> **What you will do**: Repeat each line word for word.

> **Extracted records**:
--- Start ---

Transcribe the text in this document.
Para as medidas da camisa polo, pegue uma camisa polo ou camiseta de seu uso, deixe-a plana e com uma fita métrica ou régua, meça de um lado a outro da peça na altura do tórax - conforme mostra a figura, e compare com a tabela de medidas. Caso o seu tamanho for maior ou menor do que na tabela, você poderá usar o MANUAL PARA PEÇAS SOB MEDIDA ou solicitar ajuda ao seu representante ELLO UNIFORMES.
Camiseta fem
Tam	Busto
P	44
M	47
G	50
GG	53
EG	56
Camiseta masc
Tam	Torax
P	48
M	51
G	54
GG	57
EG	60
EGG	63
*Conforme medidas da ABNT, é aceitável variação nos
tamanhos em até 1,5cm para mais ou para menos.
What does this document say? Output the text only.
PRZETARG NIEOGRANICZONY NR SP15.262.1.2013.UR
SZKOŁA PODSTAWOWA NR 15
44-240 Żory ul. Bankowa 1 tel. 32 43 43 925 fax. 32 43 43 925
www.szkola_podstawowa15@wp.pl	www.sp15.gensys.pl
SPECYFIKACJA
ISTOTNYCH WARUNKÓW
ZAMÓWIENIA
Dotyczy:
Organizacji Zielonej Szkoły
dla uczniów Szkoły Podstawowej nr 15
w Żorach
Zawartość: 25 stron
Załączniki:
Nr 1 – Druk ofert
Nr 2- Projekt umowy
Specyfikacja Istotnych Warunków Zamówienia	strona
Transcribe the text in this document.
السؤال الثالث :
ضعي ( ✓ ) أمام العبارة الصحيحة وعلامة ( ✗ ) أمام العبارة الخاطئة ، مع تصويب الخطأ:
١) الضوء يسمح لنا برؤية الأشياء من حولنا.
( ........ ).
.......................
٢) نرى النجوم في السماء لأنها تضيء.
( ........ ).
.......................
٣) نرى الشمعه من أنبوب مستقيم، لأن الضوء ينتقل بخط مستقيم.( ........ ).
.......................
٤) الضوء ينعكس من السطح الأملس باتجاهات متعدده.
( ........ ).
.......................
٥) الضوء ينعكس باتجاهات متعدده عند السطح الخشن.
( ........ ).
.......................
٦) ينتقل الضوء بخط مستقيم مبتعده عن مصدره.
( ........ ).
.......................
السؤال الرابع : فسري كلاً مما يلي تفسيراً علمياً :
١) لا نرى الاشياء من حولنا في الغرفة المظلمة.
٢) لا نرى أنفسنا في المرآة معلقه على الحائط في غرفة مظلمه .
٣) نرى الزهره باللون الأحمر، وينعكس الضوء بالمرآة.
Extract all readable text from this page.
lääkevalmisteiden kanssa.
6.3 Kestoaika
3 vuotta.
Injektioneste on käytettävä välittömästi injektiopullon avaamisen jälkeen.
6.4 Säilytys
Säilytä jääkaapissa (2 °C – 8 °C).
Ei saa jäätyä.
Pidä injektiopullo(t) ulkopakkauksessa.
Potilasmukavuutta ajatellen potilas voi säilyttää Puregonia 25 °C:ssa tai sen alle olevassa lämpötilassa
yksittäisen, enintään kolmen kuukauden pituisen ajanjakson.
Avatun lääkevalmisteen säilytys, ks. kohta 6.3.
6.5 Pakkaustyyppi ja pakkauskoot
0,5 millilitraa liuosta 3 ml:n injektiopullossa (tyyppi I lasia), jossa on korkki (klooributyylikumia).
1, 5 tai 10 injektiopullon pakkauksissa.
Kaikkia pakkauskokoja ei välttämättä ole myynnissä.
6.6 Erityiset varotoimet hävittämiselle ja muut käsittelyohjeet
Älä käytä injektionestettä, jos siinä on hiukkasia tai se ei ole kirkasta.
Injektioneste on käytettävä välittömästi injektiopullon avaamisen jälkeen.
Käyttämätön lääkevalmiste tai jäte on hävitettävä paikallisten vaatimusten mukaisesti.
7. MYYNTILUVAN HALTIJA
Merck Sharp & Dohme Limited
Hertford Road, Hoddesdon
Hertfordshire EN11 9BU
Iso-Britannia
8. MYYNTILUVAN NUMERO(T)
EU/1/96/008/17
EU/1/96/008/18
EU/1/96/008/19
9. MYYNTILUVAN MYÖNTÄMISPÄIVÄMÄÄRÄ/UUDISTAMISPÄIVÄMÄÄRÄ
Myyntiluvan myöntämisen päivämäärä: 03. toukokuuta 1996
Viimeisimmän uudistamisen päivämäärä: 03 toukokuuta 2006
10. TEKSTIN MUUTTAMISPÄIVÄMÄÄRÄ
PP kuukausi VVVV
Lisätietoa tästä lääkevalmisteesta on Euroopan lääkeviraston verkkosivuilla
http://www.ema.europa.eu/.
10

--- End ---

> **The completed task**:
Transcribe the text in this document.
Para as medidas da camisa polo, pegue uma camisa polo ou camiseta de seu uso, deixe-a plana e com uma fita métrica ou régua, meça de um lado a outro da peça na altura do tórax - conforme mostra a figura, e compare com a tabela de medidas. Caso o seu tamanho for maior ou menor do que na tabela, você poderá usar o MANUAL PARA PEÇAS SOB MEDIDA ou solicitar ajuda ao seu representante ELLO UNIFORMES.
Camiseta fem
Tam	Busto
P	44
M	47
G	50
GG	53
EG	56
Camiseta masc
Tam	Torax
P	48
M	51
G	54
GG	57
EG	60
EGG	63
*Conforme medidas da ABNT, é aceitável variação nos
tamanhos em até 1,5cm para mais ou para menos.
What does this document say? Output the text only.
PRZETARG NIEOGRANICZONY NR SP15.262.1.2013.UR
SZKOŁA PODSTAWOWA NR 15
44-240 Żory ul. Bankowa 1 tel. 32 43 43 925 fax. 32 43 43 925
www.szkola_podstawowa15@wp.pl	www.sp15.gensys.pl
SPECYFIKACJA
ISTOTNYCH WARUNKÓW
ZAMÓWIENIA
Dotyczy:
Organizacji Zielonej Szkoły
dla uczniów Szkoły Podstawowej nr 15
w Żorach
Zawartość: 25 stron
Załączniki:
Nr 1 – Druk ofert
Nr 2- Projekt umowy
Specyfikacja Istotnych Warunków Zamówienia	strona
Transcribe the text in this document.
السؤال الثالث :
ضعي ( ✓ ) أمام العبارة الصحيحة وعلامة ( ✗ ) أمام العبارة الخاطئة ، مع تصويب الخطأ:
١) الضوء يسمح لنا برؤية الأشياء من حولنا.
( ........ ).
.......................
٢) نرى النجوم في السماء لأنها تضيء.
( ........ ).
.......................
٣) نرى الشمعه من أنبوب مستقيم، لأن الضوء ينتقل بخط مستقيم.( ........ ).
.......................
٤) الضوء ينعكس من السطح الأملس باتجاهات متعدده.
( ........ ).
.......................
٥) الضوء ينعكس باتجاهات متعدده عند السطح الخشن.
( ........ ).
.......................
٦) ينتقل الضوء بخط مستقيم مبتعده عن مصدره.
( ........ ).
.......................
السؤال الرابع : فسري كلاً مما يلي تفسيراً علمياً :
١) لا نرى الاشياء من حولنا في الغرفة المظلمة.
٢) لا نرى أنفسنا في المرآة معلقه على الحائط في غرفة مظلمه .
٣) نرى الزهره باللون الأحمر، وينعكس الضوء بالمرآة.
Extract all readable text from this page.
lääkevalmisteiden kanssa.
6.3 Kestoaika
3 vuotta.
Injektioneste on käytettävä välittömästi injektiopullon avaamisen jälkeen.
6.4 Säilytys
Säilytä jääkaapissa (2 °C – 8 °C).
Ei saa jäätyä.
Pidä injektiopullo(t) ulkopakkauksessa.
Potilasmukavuutta ajatellen potilas voi säilyttää Puregonia 25 °C:ssa tai sen alle olevassa lämpötilassa
yksittäisen, enintään kolmen kuukauden pituisen ajanjakson.
Avatun lääkevalmisteen säilytys, ks. kohta 6.3.
6.5 Pakkaustyyppi ja pakkauskoot
0,5 millilitraa liuosta 3 ml:n injektiopullossa (tyyppi I lasia), jossa on korkki (klooributyylikumia).
1, 5 tai 10 injektiopullon pakkauksissa.
Kaikkia pakkauskokoja ei välttämättä ole myynnissä.
6.6 Erityiset varotoimet hävittämiselle ja muut käsittelyohjeet
Älä käytä injektionestettä, jos siinä on hiukkasia tai se ei ole kirkasta.
Injektioneste on käytettävä välittömästi injektiopullon avaamisen jälkeen.
Käyttämätön lääkevalmiste tai jäte on hävitettävä paikallisten vaatimusten mukaisesti.
7. MYYNTILUVAN HALTIJA
Merck Sharp & Dohme Limited
Hertford Road, Hoddesdon
Hertfordshire EN11 9BU
Iso-Britannia
8. MYYNTILUVAN NUMERO(T)
EU/1/96/008/17
EU/1/96/008/18
EU/1/96/008/19
9. MYYNTILUVAN MYÖNTÄMISPÄIVÄMÄÄRÄ/UUDISTAMISPÄIVÄMÄÄRÄ
Myyntiluvan myöntämisen päivämäärä: 03. toukokuuta 1996
Viimeisimmän uudistamisen päivämäärä: 03 toukokuuta 2006
10. TEKSTIN MUUTTAMISPÄIVÄMÄÄRÄ
PP kuukausi VVVV
Lisätietoa tästä lääkevalmisteesta on Euroopan lääkeviraston verkkosivuilla
http://www.ema.europa.eu/.
10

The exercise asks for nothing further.